# start of Records provided

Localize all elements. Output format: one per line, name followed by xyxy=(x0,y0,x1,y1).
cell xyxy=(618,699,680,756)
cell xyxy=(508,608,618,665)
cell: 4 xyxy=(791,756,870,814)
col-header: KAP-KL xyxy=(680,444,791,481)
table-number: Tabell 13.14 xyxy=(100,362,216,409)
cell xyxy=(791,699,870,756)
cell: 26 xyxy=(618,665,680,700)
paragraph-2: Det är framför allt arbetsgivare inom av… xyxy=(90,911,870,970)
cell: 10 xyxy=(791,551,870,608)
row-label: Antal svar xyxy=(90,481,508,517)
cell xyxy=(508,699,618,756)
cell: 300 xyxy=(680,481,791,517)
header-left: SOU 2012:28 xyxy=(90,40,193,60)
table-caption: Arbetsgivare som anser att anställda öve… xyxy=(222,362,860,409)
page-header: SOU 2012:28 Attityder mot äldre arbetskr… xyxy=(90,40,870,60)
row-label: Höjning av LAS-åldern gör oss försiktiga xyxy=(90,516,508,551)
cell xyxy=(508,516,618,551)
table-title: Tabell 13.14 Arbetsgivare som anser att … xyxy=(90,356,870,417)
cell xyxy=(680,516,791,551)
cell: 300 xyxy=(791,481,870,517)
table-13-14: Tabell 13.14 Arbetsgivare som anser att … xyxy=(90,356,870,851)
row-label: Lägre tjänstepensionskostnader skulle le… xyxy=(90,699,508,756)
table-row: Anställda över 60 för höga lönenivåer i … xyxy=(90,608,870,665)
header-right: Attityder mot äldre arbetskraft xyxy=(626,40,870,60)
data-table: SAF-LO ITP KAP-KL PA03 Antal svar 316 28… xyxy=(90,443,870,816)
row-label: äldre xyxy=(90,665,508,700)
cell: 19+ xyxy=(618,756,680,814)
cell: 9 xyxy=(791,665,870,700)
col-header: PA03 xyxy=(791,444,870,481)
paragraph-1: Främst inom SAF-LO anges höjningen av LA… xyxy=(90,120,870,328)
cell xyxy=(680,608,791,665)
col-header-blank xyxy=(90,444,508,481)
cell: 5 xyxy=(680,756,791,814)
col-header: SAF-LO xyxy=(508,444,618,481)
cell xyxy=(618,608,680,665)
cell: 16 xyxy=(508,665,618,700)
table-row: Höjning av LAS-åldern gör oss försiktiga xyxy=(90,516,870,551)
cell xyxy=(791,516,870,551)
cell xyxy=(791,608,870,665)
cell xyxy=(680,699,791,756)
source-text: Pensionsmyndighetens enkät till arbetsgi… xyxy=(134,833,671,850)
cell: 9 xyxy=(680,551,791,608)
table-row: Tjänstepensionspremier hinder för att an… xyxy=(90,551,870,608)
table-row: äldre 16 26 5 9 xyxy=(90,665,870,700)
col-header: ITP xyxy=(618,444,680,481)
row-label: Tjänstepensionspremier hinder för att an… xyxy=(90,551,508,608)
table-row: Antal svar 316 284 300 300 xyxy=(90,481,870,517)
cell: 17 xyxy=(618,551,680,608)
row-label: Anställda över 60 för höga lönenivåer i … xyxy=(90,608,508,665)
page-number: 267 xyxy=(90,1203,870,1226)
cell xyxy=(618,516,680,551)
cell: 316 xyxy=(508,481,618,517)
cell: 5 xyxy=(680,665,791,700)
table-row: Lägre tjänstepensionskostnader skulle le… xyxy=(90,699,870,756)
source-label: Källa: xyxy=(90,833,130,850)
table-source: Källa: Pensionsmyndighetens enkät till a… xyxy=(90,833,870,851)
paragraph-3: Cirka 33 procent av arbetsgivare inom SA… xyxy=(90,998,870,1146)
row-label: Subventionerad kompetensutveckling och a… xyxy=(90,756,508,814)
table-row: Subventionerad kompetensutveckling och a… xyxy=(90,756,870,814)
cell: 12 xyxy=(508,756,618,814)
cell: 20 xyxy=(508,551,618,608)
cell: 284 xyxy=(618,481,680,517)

# end of Records provided

Task brief | Copy every line of the items above character for character, adding nothing and leaving nothing out.

Expected answer |
Localize all elements. Output format: one per line, name followed by xyxy=(x0,y0,x1,y1).
cell xyxy=(618,699,680,756)
cell xyxy=(508,608,618,665)
cell: 4 xyxy=(791,756,870,814)
col-header: KAP-KL xyxy=(680,444,791,481)
table-number: Tabell 13.14 xyxy=(100,362,216,409)
cell xyxy=(791,699,870,756)
cell: 26 xyxy=(618,665,680,700)
paragraph-2: Det är framför allt arbetsgivare inom av… xyxy=(90,911,870,970)
cell: 10 xyxy=(791,551,870,608)
row-label: Antal svar xyxy=(90,481,508,517)
cell xyxy=(508,699,618,756)
cell: 300 xyxy=(680,481,791,517)
header-left: SOU 2012:28 xyxy=(90,40,193,60)
table-caption: Arbetsgivare som anser att anställda öve… xyxy=(222,362,860,409)
page-header: SOU 2012:28 Attityder mot äldre arbetskr… xyxy=(90,40,870,60)
row-label: Höjning av LAS-åldern gör oss försiktiga xyxy=(90,516,508,551)
cell xyxy=(508,516,618,551)
table-title: Tabell 13.14 Arbetsgivare som anser att … xyxy=(90,356,870,417)
cell xyxy=(680,516,791,551)
cell: 300 xyxy=(791,481,870,517)
table-13-14: Tabell 13.14 Arbetsgivare som anser att … xyxy=(90,356,870,851)
row-label: Lägre tjänstepensionskostnader skulle le… xyxy=(90,699,508,756)
table-row: Anställda över 60 för höga lönenivåer i … xyxy=(90,608,870,665)
header-right: Attityder mot äldre arbetskraft xyxy=(626,40,870,60)
data-table: SAF-LO ITP KAP-KL PA03 Antal svar 316 28… xyxy=(90,443,870,816)
row-label: äldre xyxy=(90,665,508,700)
cell: 19+ xyxy=(618,756,680,814)
cell: 9 xyxy=(791,665,870,700)
col-header: PA03 xyxy=(791,444,870,481)
paragraph-1: Främst inom SAF-LO anges höjningen av LA… xyxy=(90,120,870,328)
cell xyxy=(680,608,791,665)
col-header-blank xyxy=(90,444,508,481)
cell: 5 xyxy=(680,756,791,814)
col-header: SAF-LO xyxy=(508,444,618,481)
cell xyxy=(618,608,680,665)
cell: 16 xyxy=(508,665,618,700)
table-row: Höjning av LAS-åldern gör oss försiktiga xyxy=(90,516,870,551)
cell xyxy=(791,516,870,551)
cell xyxy=(791,608,870,665)
cell xyxy=(680,699,791,756)
source-text: Pensionsmyndighetens enkät till arbetsgi… xyxy=(134,833,671,850)
cell: 9 xyxy=(680,551,791,608)
table-row: Tjänstepensionspremier hinder för att an… xyxy=(90,551,870,608)
table-row: äldre 16 26 5 9 xyxy=(90,665,870,700)
col-header: ITP xyxy=(618,444,680,481)
row-label: Tjänstepensionspremier hinder för att an… xyxy=(90,551,508,608)
table-row: Antal svar 316 284 300 300 xyxy=(90,481,870,517)
cell: 17 xyxy=(618,551,680,608)
row-label: Anställda över 60 för höga lönenivåer i … xyxy=(90,608,508,665)
page-number: 267 xyxy=(90,1203,870,1226)
cell xyxy=(618,516,680,551)
cell: 316 xyxy=(508,481,618,517)
cell: 5 xyxy=(680,665,791,700)
table-row: Lägre tjänstepensionskostnader skulle le… xyxy=(90,699,870,756)
source-label: Källa: xyxy=(90,833,130,850)
table-source: Källa: Pensionsmyndighetens enkät till a… xyxy=(90,833,870,851)
paragraph-3: Cirka 33 procent av arbetsgivare inom SA… xyxy=(90,998,870,1146)
row-label: Subventionerad kompetensutveckling och a… xyxy=(90,756,508,814)
table-row: Subventionerad kompetensutveckling och a… xyxy=(90,756,870,814)
cell: 12 xyxy=(508,756,618,814)
cell: 20 xyxy=(508,551,618,608)
cell: 284 xyxy=(618,481,680,517)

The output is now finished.